* Begin *
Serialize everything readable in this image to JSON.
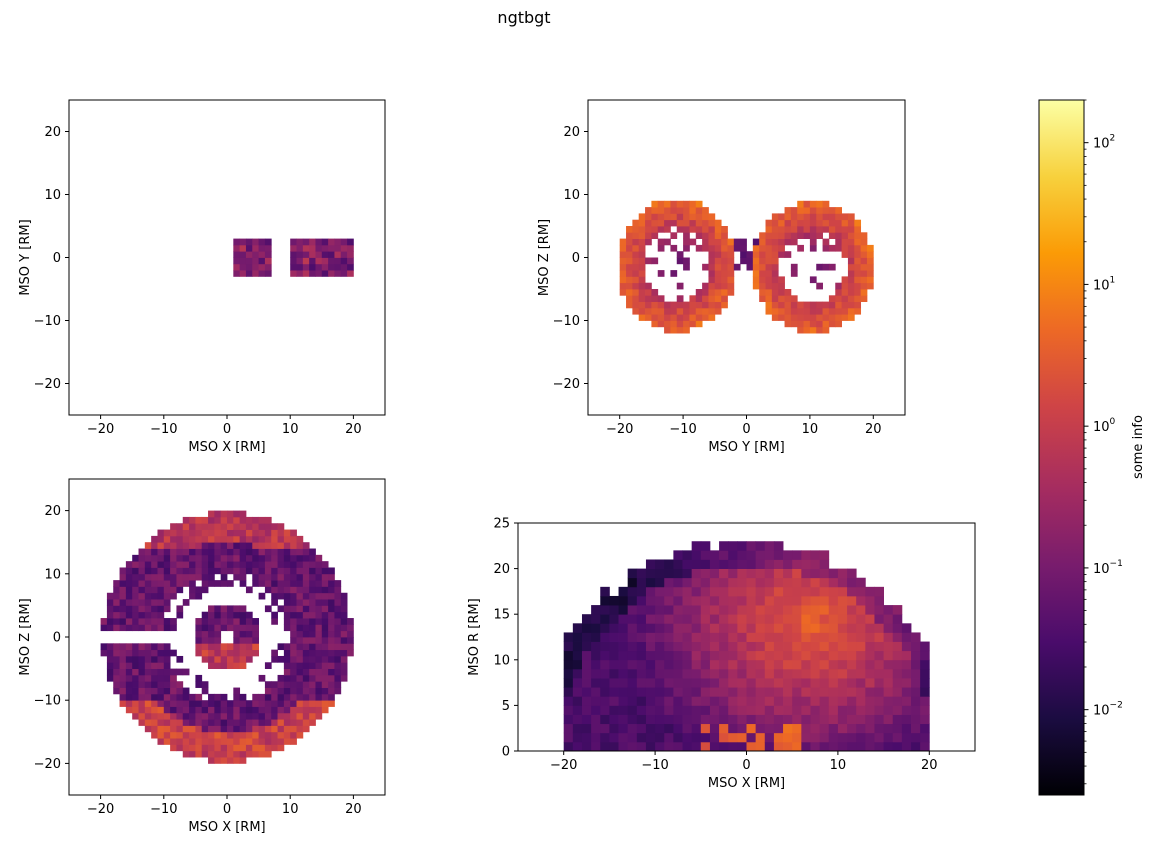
{
  "figure": {
    "title": "ngtbgt"
  },
  "chart_data": [
    {
      "type": "heatmap",
      "panel": "top-left",
      "xlabel": "MSO X [RM]",
      "ylabel": "MSO Y [RM]",
      "xlim": [
        -25,
        25
      ],
      "ylim": [
        -25,
        25
      ],
      "xticks": [
        -20,
        -10,
        0,
        10,
        20
      ],
      "yticks": [
        -20,
        -10,
        0,
        10,
        20
      ],
      "shape": "two-rects",
      "shape_params": {
        "rects": [
          [
            0.6,
            7.2,
            -2.5,
            2.5
          ],
          [
            9.8,
            19.6,
            -2.5,
            2.5
          ]
        ]
      }
    },
    {
      "type": "heatmap",
      "panel": "top-right",
      "xlabel": "MSO Y [RM]",
      "ylabel": "MSO Z [RM]",
      "xlim": [
        -25,
        25
      ],
      "ylim": [
        -25,
        25
      ],
      "xticks": [
        -20,
        -10,
        0,
        10,
        20
      ],
      "yticks": [
        -20,
        -10,
        0,
        10,
        20
      ],
      "shape": "two-lobes",
      "shape_params": {
        "centers": [
          [
            -11,
            -1.2
          ],
          [
            10.5,
            -1.5
          ]
        ],
        "rx": 9.5,
        "ry": 10.5,
        "inner": 0.55,
        "band_z": [
          -1.5,
          2.5
        ]
      }
    },
    {
      "type": "heatmap",
      "panel": "bottom-left",
      "xlabel": "MSO X [RM]",
      "ylabel": "MSO Z [RM]",
      "xlim": [
        -25,
        25
      ],
      "ylim": [
        -25,
        25
      ],
      "xticks": [
        -20,
        -10,
        0,
        10,
        20
      ],
      "yticks": [
        -20,
        -10,
        0,
        10,
        20
      ],
      "shape": "rings",
      "shape_params": {
        "rings": [
          [
            1.2,
            5.3
          ],
          [
            7.8,
            19.8
          ]
        ],
        "gaps": [
          [
            5.3,
            7.8
          ]
        ]
      }
    },
    {
      "type": "heatmap",
      "panel": "bottom-right",
      "xlabel": "MSO X [RM]",
      "ylabel": "MSO R [RM]",
      "xlim": [
        -25,
        25
      ],
      "ylim": [
        0,
        25
      ],
      "xticks": [
        -20,
        -10,
        0,
        10,
        20
      ],
      "yticks": [
        0,
        5,
        10,
        15,
        20,
        25
      ],
      "shape": "dome",
      "shape_params": {
        "radius": 22.5
      }
    }
  ],
  "colorbar": {
    "label": "some info",
    "scale": "log",
    "range": [
      0.0025,
      200
    ],
    "colormap": "inferno",
    "ticks": [
      {
        "base": "10",
        "exp": "2",
        "value": 100
      },
      {
        "base": "10",
        "exp": "1",
        "value": 10
      },
      {
        "base": "10",
        "exp": "0",
        "value": 1
      },
      {
        "base": "10",
        "exp": "−1",
        "value": 0.1
      },
      {
        "base": "10",
        "exp": "−2",
        "value": 0.01
      }
    ]
  },
  "colors": {
    "colormap_stops": [
      "#000004",
      "#1b0c41",
      "#4a0c6b",
      "#781c6d",
      "#a52c60",
      "#cf4446",
      "#ed6925",
      "#fb9b06",
      "#f7d13d",
      "#fcffa4"
    ]
  }
}
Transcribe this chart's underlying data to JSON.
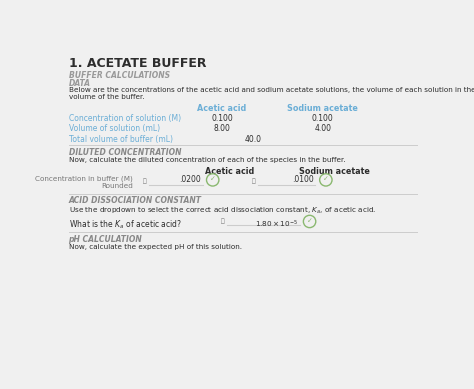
{
  "background_color": "#f0f0f0",
  "title": "1. ACETATE BUFFER",
  "section1_label": "BUFFER CALCULATIONS",
  "section2_label": "DATA",
  "desc1": "Below are the concentrations of the acetic acid and sodium acetate solutions, the volume of each solution in the buffer and the total\nvolume of the buffer.",
  "col_header1": "Acetic acid",
  "col_header2": "Sodium acetate",
  "row1_label": "Concentration of solution (M)",
  "row1_val1": "0.100",
  "row1_val2": "0.100",
  "row2_label": "Volume of solution (mL)",
  "row2_val1": "8.00",
  "row2_val2": "4.00",
  "row3_label": "Total volume of buffer (mL)",
  "row3_val1": "40.0",
  "section3_label": "DILUTED CONCENTRATION",
  "desc2": "Now, calculate the diluted concentration of each of the species in the buffer.",
  "col2_header1": "Acetic acid",
  "col2_header2": "Sodium acetate",
  "input_val1": ".0200",
  "input_val2": ".0100",
  "section4_label": "ACID DISSOCIATION CONSTANT",
  "desc3_pre": "Use the dropdown to select the correct acid dissociation constant, ",
  "desc3_post": ", of acetic acid.",
  "ka_label_pre": "What is the ",
  "ka_label_post": " of acetic acid?",
  "ka_value": "1.80 × 10⁻⁵",
  "section5_label": "pH CALCULATION",
  "desc4": "Now, calculate the expected pH of this solution.",
  "blue_color": "#6baed6",
  "label_color": "#6baed6",
  "text_color": "#2d2d2d",
  "light_text": "#777777",
  "section_header_color": "#999999",
  "italic_section_color": "#888888",
  "check_color": "#8ab870",
  "check_border": "#8ab870",
  "line_color": "#cccccc",
  "white": "#ffffff",
  "input_border": "#cccccc"
}
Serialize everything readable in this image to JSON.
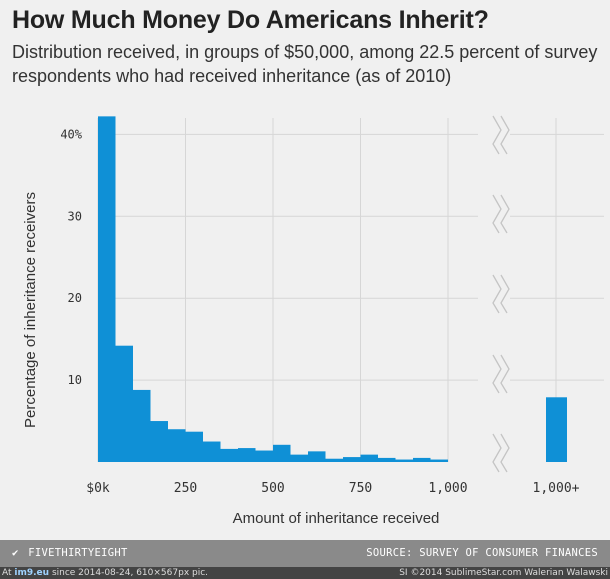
* End *
_Short task:_
Gather every line from the listing above in which the word "this" appears.

_Task solution:_
Serialize everything readable in this image to JSON.
Transcribe this chart's underlying data to JSON.
  "desc4": "Now, calculate the expected pH of this solution.",
Serialize everything readable in this image to JSON.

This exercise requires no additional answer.